§ RECORDS TO PROCESS
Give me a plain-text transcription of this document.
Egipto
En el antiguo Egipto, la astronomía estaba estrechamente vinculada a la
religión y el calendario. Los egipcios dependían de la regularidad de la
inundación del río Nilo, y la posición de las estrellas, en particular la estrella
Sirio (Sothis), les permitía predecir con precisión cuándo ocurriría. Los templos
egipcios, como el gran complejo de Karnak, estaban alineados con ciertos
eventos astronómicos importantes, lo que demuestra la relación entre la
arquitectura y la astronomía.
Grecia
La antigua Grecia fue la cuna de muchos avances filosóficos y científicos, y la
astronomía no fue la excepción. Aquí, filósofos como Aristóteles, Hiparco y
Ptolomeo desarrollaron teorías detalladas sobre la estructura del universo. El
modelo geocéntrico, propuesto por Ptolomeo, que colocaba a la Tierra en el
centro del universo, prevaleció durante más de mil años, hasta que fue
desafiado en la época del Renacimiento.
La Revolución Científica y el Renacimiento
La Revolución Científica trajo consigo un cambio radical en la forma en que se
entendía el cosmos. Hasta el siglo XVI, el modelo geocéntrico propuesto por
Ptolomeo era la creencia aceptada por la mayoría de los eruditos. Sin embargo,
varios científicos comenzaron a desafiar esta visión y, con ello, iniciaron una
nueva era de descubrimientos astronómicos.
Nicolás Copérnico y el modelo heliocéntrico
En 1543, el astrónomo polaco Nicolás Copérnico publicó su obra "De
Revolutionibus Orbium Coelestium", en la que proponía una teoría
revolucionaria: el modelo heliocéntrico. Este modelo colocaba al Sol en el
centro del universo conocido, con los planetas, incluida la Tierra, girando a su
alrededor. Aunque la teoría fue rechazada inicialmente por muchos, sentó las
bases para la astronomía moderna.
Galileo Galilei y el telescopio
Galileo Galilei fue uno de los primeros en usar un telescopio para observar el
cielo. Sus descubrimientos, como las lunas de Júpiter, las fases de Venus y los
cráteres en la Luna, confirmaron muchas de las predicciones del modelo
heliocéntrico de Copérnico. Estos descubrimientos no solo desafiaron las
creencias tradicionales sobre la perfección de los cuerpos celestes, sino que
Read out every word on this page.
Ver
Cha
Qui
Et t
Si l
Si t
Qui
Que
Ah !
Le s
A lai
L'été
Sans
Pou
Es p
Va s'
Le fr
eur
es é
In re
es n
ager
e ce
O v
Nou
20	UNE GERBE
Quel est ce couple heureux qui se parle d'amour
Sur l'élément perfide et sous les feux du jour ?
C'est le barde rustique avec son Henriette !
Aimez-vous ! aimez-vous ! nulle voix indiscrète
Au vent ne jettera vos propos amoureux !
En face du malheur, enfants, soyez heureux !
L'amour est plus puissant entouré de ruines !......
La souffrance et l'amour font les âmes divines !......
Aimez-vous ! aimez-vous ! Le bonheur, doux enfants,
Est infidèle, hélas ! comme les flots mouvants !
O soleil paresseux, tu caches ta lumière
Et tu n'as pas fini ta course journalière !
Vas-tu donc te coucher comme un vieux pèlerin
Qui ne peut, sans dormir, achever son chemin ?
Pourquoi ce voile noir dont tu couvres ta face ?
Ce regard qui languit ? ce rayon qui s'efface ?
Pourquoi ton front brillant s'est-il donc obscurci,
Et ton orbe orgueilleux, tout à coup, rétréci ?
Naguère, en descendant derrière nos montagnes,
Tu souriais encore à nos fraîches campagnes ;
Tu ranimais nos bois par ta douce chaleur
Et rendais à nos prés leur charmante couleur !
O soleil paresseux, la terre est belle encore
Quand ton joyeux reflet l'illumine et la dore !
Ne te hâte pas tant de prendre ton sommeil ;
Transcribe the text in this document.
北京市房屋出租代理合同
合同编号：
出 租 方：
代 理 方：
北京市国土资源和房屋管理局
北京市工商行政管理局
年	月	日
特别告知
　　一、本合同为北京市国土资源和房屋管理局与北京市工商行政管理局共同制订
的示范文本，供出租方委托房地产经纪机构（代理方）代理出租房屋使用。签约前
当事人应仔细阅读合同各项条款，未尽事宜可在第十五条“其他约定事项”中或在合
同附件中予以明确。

§ PROBLEM DESCRIPTION
Output the full listing exactly as it stands.

§ RESULT FOR THIS TASK
Give me a plain-text transcription of this document.
Egipto
En el antiguo Egipto, la astronomía estaba estrechamente vinculada a la
religión y el calendario. Los egipcios dependían de la regularidad de la
inundación del río Nilo, y la posición de las estrellas, en particular la estrella
Sirio (Sothis), les permitía predecir con precisión cuándo ocurriría. Los templos
egipcios, como el gran complejo de Karnak, estaban alineados con ciertos
eventos astronómicos importantes, lo que demuestra la relación entre la
arquitectura y la astronomía.
Grecia
La antigua Grecia fue la cuna de muchos avances filosóficos y científicos, y la
astronomía no fue la excepción. Aquí, filósofos como Aristóteles, Hiparco y
Ptolomeo desarrollaron teorías detalladas sobre la estructura del universo. El
modelo geocéntrico, propuesto por Ptolomeo, que colocaba a la Tierra en el
centro del universo, prevaleció durante más de mil años, hasta que fue
desafiado en la época del Renacimiento.
La Revolución Científica y el Renacimiento
La Revolución Científica trajo consigo un cambio radical en la forma en que se
entendía el cosmos. Hasta el siglo XVI, el modelo geocéntrico propuesto por
Ptolomeo era la creencia aceptada por la mayoría de los eruditos. Sin embargo,
varios científicos comenzaron a desafiar esta visión y, con ello, iniciaron una
nueva era de descubrimientos astronómicos.
Nicolás Copérnico y el modelo heliocéntrico
En 1543, el astrónomo polaco Nicolás Copérnico publicó su obra "De
Revolutionibus Orbium Coelestium", en la que proponía una teoría
revolucionaria: el modelo heliocéntrico. Este modelo colocaba al Sol en el
centro del universo conocido, con los planetas, incluida la Tierra, girando a su
alrededor. Aunque la teoría fue rechazada inicialmente por muchos, sentó las
bases para la astronomía moderna.
Galileo Galilei y el telescopio
Galileo Galilei fue uno de los primeros en usar un telescopio para observar el
cielo. Sus descubrimientos, como las lunas de Júpiter, las fases de Venus y los
cráteres en la Luna, confirmaron muchas de las predicciones del modelo
heliocéntrico de Copérnico. Estos descubrimientos no solo desafiaron las
creencias tradicionales sobre la perfección de los cuerpos celestes, sino que
Read out every word on this page.
Ver
Cha
Qui
Et t
Si l
Si t
Qui
Que
Ah !
Le s
A lai
L'été
Sans
Pou
Es p
Va s'
Le fr
eur
es é
In re
es n
ager
e ce
O v
Nou
20	UNE GERBE
Quel est ce couple heureux qui se parle d'amour
Sur l'élément perfide et sous les feux du jour ?
C'est le barde rustique avec son Henriette !
Aimez-vous ! aimez-vous ! nulle voix indiscrète
Au vent ne jettera vos propos amoureux !
En face du malheur, enfants, soyez heureux !
L'amour est plus puissant entouré de ruines !......
La souffrance et l'amour font les âmes divines !......
Aimez-vous ! aimez-vous ! Le bonheur, doux enfants,
Est infidèle, hélas ! comme les flots mouvants !
O soleil paresseux, tu caches ta lumière
Et tu n'as pas fini ta course journalière !
Vas-tu donc te coucher comme un vieux pèlerin
Qui ne peut, sans dormir, achever son chemin ?
Pourquoi ce voile noir dont tu couvres ta face ?
Ce regard qui languit ? ce rayon qui s'efface ?
Pourquoi ton front brillant s'est-il donc obscurci,
Et ton orbe orgueilleux, tout à coup, rétréci ?
Naguère, en descendant derrière nos montagnes,
Tu souriais encore à nos fraîches campagnes ;
Tu ranimais nos bois par ta douce chaleur
Et rendais à nos prés leur charmante couleur !
O soleil paresseux, la terre est belle encore
Quand ton joyeux reflet l'illumine et la dore !
Ne te hâte pas tant de prendre ton sommeil ;
Transcribe the text in this document.
北京市房屋出租代理合同
合同编号：
出 租 方：
代 理 方：
北京市国土资源和房屋管理局
北京市工商行政管理局
年	月	日
特别告知
　　一、本合同为北京市国土资源和房屋管理局与北京市工商行政管理局共同制订
的示范文本，供出租方委托房地产经纪机构（代理方）代理出租房屋使用。签约前
当事人应仔细阅读合同各项条款，未尽事宜可在第十五条“其他约定事项”中或在合
同附件中予以明确。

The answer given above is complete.